DO THIS
Write the records out again, keeping each line exactly as it is.

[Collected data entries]

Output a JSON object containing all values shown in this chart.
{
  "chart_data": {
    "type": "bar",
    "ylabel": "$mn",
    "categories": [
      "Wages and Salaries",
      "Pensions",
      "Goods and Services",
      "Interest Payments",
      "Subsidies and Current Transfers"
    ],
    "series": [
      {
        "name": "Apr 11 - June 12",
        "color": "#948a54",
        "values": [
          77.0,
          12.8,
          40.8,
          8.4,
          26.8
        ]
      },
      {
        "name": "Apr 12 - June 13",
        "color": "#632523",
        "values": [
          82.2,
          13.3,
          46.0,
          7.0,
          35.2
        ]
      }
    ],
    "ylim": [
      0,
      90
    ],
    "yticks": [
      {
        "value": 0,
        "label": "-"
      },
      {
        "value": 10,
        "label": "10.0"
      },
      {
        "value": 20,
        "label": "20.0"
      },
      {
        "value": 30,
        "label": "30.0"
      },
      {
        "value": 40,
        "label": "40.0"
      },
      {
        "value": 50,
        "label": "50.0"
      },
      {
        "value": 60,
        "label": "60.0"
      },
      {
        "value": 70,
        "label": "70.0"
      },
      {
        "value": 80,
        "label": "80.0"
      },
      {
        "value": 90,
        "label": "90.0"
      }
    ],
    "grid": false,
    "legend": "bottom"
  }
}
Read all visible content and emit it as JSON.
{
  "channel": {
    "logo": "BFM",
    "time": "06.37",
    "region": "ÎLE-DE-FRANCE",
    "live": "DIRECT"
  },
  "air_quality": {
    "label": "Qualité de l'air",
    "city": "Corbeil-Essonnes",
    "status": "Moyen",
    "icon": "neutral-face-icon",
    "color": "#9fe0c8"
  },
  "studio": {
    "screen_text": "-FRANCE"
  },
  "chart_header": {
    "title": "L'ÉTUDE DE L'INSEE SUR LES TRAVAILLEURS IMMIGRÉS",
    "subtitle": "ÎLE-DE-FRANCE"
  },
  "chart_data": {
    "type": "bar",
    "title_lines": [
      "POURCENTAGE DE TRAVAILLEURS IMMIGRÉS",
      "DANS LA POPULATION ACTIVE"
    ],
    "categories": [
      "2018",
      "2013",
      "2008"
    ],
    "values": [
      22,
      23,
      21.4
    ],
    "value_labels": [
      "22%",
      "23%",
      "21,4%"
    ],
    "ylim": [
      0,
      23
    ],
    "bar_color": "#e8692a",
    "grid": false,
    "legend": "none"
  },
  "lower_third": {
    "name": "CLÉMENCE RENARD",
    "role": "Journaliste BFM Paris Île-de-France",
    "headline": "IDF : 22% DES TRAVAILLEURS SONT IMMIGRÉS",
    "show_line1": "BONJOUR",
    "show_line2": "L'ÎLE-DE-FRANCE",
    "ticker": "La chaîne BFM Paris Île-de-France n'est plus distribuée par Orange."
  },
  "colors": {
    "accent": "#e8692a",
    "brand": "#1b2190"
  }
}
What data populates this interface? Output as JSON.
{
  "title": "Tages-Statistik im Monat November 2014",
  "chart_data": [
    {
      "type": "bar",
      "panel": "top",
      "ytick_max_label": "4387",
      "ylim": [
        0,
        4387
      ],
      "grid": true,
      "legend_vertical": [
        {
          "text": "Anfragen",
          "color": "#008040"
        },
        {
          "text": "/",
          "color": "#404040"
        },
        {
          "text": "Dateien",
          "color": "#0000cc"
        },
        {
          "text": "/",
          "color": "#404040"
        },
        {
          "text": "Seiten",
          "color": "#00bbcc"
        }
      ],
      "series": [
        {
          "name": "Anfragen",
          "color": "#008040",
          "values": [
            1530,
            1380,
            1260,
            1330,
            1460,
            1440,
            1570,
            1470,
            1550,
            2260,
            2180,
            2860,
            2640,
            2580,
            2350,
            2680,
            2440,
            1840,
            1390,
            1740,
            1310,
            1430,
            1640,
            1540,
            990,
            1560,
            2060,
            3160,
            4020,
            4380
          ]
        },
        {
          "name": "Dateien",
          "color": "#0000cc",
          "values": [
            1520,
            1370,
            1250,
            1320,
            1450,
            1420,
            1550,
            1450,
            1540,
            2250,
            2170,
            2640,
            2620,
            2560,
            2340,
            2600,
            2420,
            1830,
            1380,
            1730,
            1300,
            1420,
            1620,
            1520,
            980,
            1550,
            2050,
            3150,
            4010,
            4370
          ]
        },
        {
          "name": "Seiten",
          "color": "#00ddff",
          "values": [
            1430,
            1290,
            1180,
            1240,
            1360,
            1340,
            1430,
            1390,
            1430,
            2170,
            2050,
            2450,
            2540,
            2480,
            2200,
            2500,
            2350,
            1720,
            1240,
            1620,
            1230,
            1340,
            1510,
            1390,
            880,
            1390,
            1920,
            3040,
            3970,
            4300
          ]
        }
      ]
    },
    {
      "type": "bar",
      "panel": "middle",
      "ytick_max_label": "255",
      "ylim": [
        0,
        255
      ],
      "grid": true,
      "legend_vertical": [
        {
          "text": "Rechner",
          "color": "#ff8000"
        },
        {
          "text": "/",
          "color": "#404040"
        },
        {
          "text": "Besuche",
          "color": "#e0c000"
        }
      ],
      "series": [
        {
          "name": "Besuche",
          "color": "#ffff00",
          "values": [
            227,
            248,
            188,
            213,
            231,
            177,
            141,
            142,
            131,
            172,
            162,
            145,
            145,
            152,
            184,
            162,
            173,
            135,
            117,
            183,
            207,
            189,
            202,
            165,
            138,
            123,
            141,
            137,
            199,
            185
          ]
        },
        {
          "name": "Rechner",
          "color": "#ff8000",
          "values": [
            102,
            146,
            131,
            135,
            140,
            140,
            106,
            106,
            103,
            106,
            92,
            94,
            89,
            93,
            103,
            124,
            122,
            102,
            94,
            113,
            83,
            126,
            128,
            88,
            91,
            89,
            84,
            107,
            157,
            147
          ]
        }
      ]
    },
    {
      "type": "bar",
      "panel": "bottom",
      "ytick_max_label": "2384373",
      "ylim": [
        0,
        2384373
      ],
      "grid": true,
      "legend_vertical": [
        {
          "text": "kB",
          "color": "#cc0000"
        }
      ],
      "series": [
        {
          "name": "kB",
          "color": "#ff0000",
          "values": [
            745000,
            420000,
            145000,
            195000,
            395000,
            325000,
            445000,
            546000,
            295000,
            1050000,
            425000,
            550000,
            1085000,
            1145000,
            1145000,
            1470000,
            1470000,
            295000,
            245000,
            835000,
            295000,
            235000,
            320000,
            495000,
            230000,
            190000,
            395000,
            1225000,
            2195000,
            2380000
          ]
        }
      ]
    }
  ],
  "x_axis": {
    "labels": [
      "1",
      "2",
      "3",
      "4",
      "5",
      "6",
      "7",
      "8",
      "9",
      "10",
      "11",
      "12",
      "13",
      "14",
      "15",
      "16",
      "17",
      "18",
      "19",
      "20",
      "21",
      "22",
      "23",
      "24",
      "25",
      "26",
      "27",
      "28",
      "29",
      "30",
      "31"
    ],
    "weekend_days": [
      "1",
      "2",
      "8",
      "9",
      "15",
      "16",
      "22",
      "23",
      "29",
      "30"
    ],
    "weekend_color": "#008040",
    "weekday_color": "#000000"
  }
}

THE RESULT
Output a JSON object containing all values shown in this chart.
{
  "chart_data": {
    "type": "bar",
    "ylabel": "$mn",
    "categories": [
      "Wages and Salaries",
      "Pensions",
      "Goods and Services",
      "Interest Payments",
      "Subsidies and Current Transfers"
    ],
    "series": [
      {
        "name": "Apr 11 - June 12",
        "color": "#948a54",
        "values": [
          77.0,
          12.8,
          40.8,
          8.4,
          26.8
        ]
      },
      {
        "name": "Apr 12 - June 13",
        "color": "#632523",
        "values": [
          82.2,
          13.3,
          46.0,
          7.0,
          35.2
        ]
      }
    ],
    "ylim": [
      0,
      90
    ],
    "yticks": [
      {
        "value": 0,
        "label": "-"
      },
      {
        "value": 10,
        "label": "10.0"
      },
      {
        "value": 20,
        "label": "20.0"
      },
      {
        "value": 30,
        "label": "30.0"
      },
      {
        "value": 40,
        "label": "40.0"
      },
      {
        "value": 50,
        "label": "50.0"
      },
      {
        "value": 60,
        "label": "60.0"
      },
      {
        "value": 70,
        "label": "70.0"
      },
      {
        "value": 80,
        "label": "80.0"
      },
      {
        "value": 90,
        "label": "90.0"
      }
    ],
    "grid": false,
    "legend": "bottom"
  }
}
Read all visible content and emit it as JSON.
{
  "channel": {
    "logo": "BFM",
    "time": "06.37",
    "region": "ÎLE-DE-FRANCE",
    "live": "DIRECT"
  },
  "air_quality": {
    "label": "Qualité de l'air",
    "city": "Corbeil-Essonnes",
    "status": "Moyen",
    "icon": "neutral-face-icon",
    "color": "#9fe0c8"
  },
  "studio": {
    "screen_text": "-FRANCE"
  },
  "chart_header": {
    "title": "L'ÉTUDE DE L'INSEE SUR LES TRAVAILLEURS IMMIGRÉS",
    "subtitle": "ÎLE-DE-FRANCE"
  },
  "chart_data": {
    "type": "bar",
    "title_lines": [
      "POURCENTAGE DE TRAVAILLEURS IMMIGRÉS",
      "DANS LA POPULATION ACTIVE"
    ],
    "categories": [
      "2018",
      "2013",
      "2008"
    ],
    "values": [
      22,
      23,
      21.4
    ],
    "value_labels": [
      "22%",
      "23%",
      "21,4%"
    ],
    "ylim": [
      0,
      23
    ],
    "bar_color": "#e8692a",
    "grid": false,
    "legend": "none"
  },
  "lower_third": {
    "name": "CLÉMENCE RENARD",
    "role": "Journaliste BFM Paris Île-de-France",
    "headline": "IDF : 22% DES TRAVAILLEURS SONT IMMIGRÉS",
    "show_line1": "BONJOUR",
    "show_line2": "L'ÎLE-DE-FRANCE",
    "ticker": "La chaîne BFM Paris Île-de-France n'est plus distribuée par Orange."
  },
  "colors": {
    "accent": "#e8692a",
    "brand": "#1b2190"
  }
}
What data populates this interface? Output as JSON.
{
  "title": "Tages-Statistik im Monat November 2014",
  "chart_data": [
    {
      "type": "bar",
      "panel": "top",
      "ytick_max_label": "4387",
      "ylim": [
        0,
        4387
      ],
      "grid": true,
      "legend_vertical": [
        {
          "text": "Anfragen",
          "color": "#008040"
        },
        {
          "text": "/",
          "color": "#404040"
        },
        {
          "text": "Dateien",
          "color": "#0000cc"
        },
        {
          "text": "/",
          "color": "#404040"
        },
        {
          "text": "Seiten",
          "color": "#00bbcc"
        }
      ],
      "series": [
        {
          "name": "Anfragen",
          "color": "#008040",
          "values": [
            1530,
            1380,
            1260,
            1330,
            1460,
            1440,
            1570,
            1470,
            1550,
            2260,
            2180,
            2860,
            2640,
            2580,
            2350,
            2680,
            2440,
            1840,
            1390,
            1740,
            1310,
            1430,
            1640,
            1540,
            990,
            1560,
            2060,
            3160,
            4020,
            4380
          ]
        },
        {
          "name": "Dateien",
          "color": "#0000cc",
          "values": [
            1520,
            1370,
            1250,
            1320,
            1450,
            1420,
            1550,
            1450,
            1540,
            2250,
            2170,
            2640,
            2620,
            2560,
            2340,
            2600,
            2420,
            1830,
            1380,
            1730,
            1300,
            1420,
            1620,
            1520,
            980,
            1550,
            2050,
            3150,
            4010,
            4370
          ]
        },
        {
          "name": "Seiten",
          "color": "#00ddff",
          "values": [
            1430,
            1290,
            1180,
            1240,
            1360,
            1340,
            1430,
            1390,
            1430,
            2170,
            2050,
            2450,
            2540,
            2480,
            2200,
            2500,
            2350,
            1720,
            1240,
            1620,
            1230,
            1340,
            1510,
            1390,
            880,
            1390,
            1920,
            3040,
            3970,
            4300
          ]
        }
      ]
    },
    {
      "type": "bar",
      "panel": "middle",
      "ytick_max_label": "255",
      "ylim": [
        0,
        255
      ],
      "grid": true,
      "legend_vertical": [
        {
          "text": "Rechner",
          "color": "#ff8000"
        },
        {
          "text": "/",
          "color": "#404040"
        },
        {
          "text": "Besuche",
          "color": "#e0c000"
        }
      ],
      "series": [
        {
          "name": "Besuche",
          "color": "#ffff00",
          "values": [
            227,
            248,
            188,
            213,
            231,
            177,
            141,
            142,
            131,
            172,
            162,
            145,
            145,
            152,
            184,
            162,
            173,
            135,
            117,
            183,
            207,
            189,
            202,
            165,
            138,
            123,
            141,
            137,
            199,
            185
          ]
        },
        {
          "name": "Rechner",
          "color": "#ff8000",
          "values": [
            102,
            146,
            131,
            135,
            140,
            140,
            106,
            106,
            103,
            106,
            92,
            94,
            89,
            93,
            103,
            124,
            122,
            102,
            94,
            113,
            83,
            126,
            128,
            88,
            91,
            89,
            84,
            107,
            157,
            147
          ]
        }
      ]
    },
    {
      "type": "bar",
      "panel": "bottom",
      "ytick_max_label": "2384373",
      "ylim": [
        0,
        2384373
      ],
      "grid": true,
      "legend_vertical": [
        {
          "text": "kB",
          "color": "#cc0000"
        }
      ],
      "series": [
        {
          "name": "kB",
          "color": "#ff0000",
          "values": [
            745000,
            420000,
            145000,
            195000,
            395000,
            325000,
            445000,
            546000,
            295000,
            1050000,
            425000,
            550000,
            1085000,
            1145000,
            1145000,
            1470000,
            1470000,
            295000,
            245000,
            835000,
            295000,
            235000,
            320000,
            495000,
            230000,
            190000,
            395000,
            1225000,
            2195000,
            2380000
          ]
        }
      ]
    }
  ],
  "x_axis": {
    "labels": [
      "1",
      "2",
      "3",
      "4",
      "5",
      "6",
      "7",
      "8",
      "9",
      "10",
      "11",
      "12",
      "13",
      "14",
      "15",
      "16",
      "17",
      "18",
      "19",
      "20",
      "21",
      "22",
      "23",
      "24",
      "25",
      "26",
      "27",
      "28",
      "29",
      "30",
      "31"
    ],
    "weekend_days": [
      "1",
      "2",
      "8",
      "9",
      "15",
      "16",
      "22",
      "23",
      "29",
      "30"
    ],
    "weekend_color": "#008040",
    "weekday_color": "#000000"
  }
}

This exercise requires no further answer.